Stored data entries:
┌──
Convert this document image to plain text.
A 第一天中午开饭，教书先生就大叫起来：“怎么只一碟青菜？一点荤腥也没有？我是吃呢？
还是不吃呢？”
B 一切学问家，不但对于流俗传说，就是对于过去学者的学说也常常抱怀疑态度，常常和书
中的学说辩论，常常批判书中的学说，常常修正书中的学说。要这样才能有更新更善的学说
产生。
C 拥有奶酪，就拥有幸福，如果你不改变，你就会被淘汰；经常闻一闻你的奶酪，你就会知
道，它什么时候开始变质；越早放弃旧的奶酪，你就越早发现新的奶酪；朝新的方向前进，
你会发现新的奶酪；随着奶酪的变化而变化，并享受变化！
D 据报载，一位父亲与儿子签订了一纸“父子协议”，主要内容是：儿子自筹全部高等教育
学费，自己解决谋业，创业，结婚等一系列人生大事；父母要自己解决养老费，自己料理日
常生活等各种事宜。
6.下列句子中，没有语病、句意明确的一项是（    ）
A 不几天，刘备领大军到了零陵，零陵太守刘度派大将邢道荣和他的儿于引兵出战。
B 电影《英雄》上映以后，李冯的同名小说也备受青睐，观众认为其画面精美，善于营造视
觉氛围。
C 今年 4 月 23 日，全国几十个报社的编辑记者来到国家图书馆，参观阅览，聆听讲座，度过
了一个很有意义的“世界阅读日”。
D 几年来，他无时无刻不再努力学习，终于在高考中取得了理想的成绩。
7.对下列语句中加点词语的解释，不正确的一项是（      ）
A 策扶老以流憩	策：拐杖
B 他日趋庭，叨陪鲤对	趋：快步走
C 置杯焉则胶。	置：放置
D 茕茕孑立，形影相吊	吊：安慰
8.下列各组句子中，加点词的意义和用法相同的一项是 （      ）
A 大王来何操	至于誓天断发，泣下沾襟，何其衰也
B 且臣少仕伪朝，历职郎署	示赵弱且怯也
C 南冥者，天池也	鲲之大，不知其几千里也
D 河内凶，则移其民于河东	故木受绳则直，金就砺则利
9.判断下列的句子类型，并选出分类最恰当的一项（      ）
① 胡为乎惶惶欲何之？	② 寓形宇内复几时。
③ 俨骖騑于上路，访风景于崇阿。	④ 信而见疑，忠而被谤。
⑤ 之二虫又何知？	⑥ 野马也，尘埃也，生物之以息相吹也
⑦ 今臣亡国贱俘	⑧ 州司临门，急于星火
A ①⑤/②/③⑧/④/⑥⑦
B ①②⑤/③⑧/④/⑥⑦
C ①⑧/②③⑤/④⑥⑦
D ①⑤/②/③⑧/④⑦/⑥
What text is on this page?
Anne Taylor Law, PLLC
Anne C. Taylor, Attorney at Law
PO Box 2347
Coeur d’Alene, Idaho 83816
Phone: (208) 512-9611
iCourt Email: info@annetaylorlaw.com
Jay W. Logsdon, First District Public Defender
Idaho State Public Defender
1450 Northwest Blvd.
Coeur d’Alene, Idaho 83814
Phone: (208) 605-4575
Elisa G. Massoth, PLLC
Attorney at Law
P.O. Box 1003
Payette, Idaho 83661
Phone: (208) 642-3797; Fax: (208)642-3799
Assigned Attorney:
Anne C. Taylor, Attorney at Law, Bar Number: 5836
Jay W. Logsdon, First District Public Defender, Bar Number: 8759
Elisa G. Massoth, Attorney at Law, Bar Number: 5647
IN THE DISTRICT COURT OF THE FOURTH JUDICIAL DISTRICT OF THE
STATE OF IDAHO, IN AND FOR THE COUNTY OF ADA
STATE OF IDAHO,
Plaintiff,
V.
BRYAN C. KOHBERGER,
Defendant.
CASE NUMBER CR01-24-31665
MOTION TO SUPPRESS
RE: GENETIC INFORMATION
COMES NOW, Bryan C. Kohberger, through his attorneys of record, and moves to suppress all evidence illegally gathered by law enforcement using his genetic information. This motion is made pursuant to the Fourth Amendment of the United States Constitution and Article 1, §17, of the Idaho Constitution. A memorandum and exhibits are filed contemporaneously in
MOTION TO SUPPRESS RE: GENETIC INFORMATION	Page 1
└──
**Written task**
Return every record above exactly as it appears.

**Result for this task**
Convert this document image to plain text.
A 第一天中午开饭，教书先生就大叫起来：“怎么只一碟青菜？一点荤腥也没有？我是吃呢？
还是不吃呢？”
B 一切学问家，不但对于流俗传说，就是对于过去学者的学说也常常抱怀疑态度，常常和书
中的学说辩论，常常批判书中的学说，常常修正书中的学说。要这样才能有更新更善的学说
产生。
C 拥有奶酪，就拥有幸福，如果你不改变，你就会被淘汰；经常闻一闻你的奶酪，你就会知
道，它什么时候开始变质；越早放弃旧的奶酪，你就越早发现新的奶酪；朝新的方向前进，
你会发现新的奶酪；随着奶酪的变化而变化，并享受变化！
D 据报载，一位父亲与儿子签订了一纸“父子协议”，主要内容是：儿子自筹全部高等教育
学费，自己解决谋业，创业，结婚等一系列人生大事；父母要自己解决养老费，自己料理日
常生活等各种事宜。
6.下列句子中，没有语病、句意明确的一项是（    ）
A 不几天，刘备领大军到了零陵，零陵太守刘度派大将邢道荣和他的儿于引兵出战。
B 电影《英雄》上映以后，李冯的同名小说也备受青睐，观众认为其画面精美，善于营造视
觉氛围。
C 今年 4 月 23 日，全国几十个报社的编辑记者来到国家图书馆，参观阅览，聆听讲座，度过
了一个很有意义的“世界阅读日”。
D 几年来，他无时无刻不再努力学习，终于在高考中取得了理想的成绩。
7.对下列语句中加点词语的解释，不正确的一项是（      ）
A 策扶老以流憩	策：拐杖
B 他日趋庭，叨陪鲤对	趋：快步走
C 置杯焉则胶。	置：放置
D 茕茕孑立，形影相吊	吊：安慰
8.下列各组句子中，加点词的意义和用法相同的一项是 （      ）
A 大王来何操	至于誓天断发，泣下沾襟，何其衰也
B 且臣少仕伪朝，历职郎署	示赵弱且怯也
C 南冥者，天池也	鲲之大，不知其几千里也
D 河内凶，则移其民于河东	故木受绳则直，金就砺则利
9.判断下列的句子类型，并选出分类最恰当的一项（      ）
① 胡为乎惶惶欲何之？	② 寓形宇内复几时。
③ 俨骖騑于上路，访风景于崇阿。	④ 信而见疑，忠而被谤。
⑤ 之二虫又何知？	⑥ 野马也，尘埃也，生物之以息相吹也
⑦ 今臣亡国贱俘	⑧ 州司临门，急于星火
A ①⑤/②/③⑧/④/⑥⑦
B ①②⑤/③⑧/④/⑥⑦
C ①⑧/②③⑤/④⑥⑦
D ①⑤/②/③⑧/④⑦/⑥
What text is on this page?
Anne Taylor Law, PLLC
Anne C. Taylor, Attorney at Law
PO Box 2347
Coeur d’Alene, Idaho 83816
Phone: (208) 512-9611
iCourt Email: info@annetaylorlaw.com
Jay W. Logsdon, First District Public Defender
Idaho State Public Defender
1450 Northwest Blvd.
Coeur d’Alene, Idaho 83814
Phone: (208) 605-4575
Elisa G. Massoth, PLLC
Attorney at Law
P.O. Box 1003
Payette, Idaho 83661
Phone: (208) 642-3797; Fax: (208)642-3799
Assigned Attorney:
Anne C. Taylor, Attorney at Law, Bar Number: 5836
Jay W. Logsdon, First District Public Defender, Bar Number: 8759
Elisa G. Massoth, Attorney at Law, Bar Number: 5647
IN THE DISTRICT COURT OF THE FOURTH JUDICIAL DISTRICT OF THE
STATE OF IDAHO, IN AND FOR THE COUNTY OF ADA
STATE OF IDAHO,
Plaintiff,
V.
BRYAN C. KOHBERGER,
Defendant.
CASE NUMBER CR01-24-31665
MOTION TO SUPPRESS
RE: GENETIC INFORMATION
COMES NOW, Bryan C. Kohberger, through his attorneys of record, and moves to suppress all evidence illegally gathered by law enforcement using his genetic information. This motion is made pursuant to the Fourth Amendment of the United States Constitution and Article 1, §17, of the Idaho Constitution. A memorandum and exhibits are filed contemporaneously in
MOTION TO SUPPRESS RE: GENETIC INFORMATION	Page 1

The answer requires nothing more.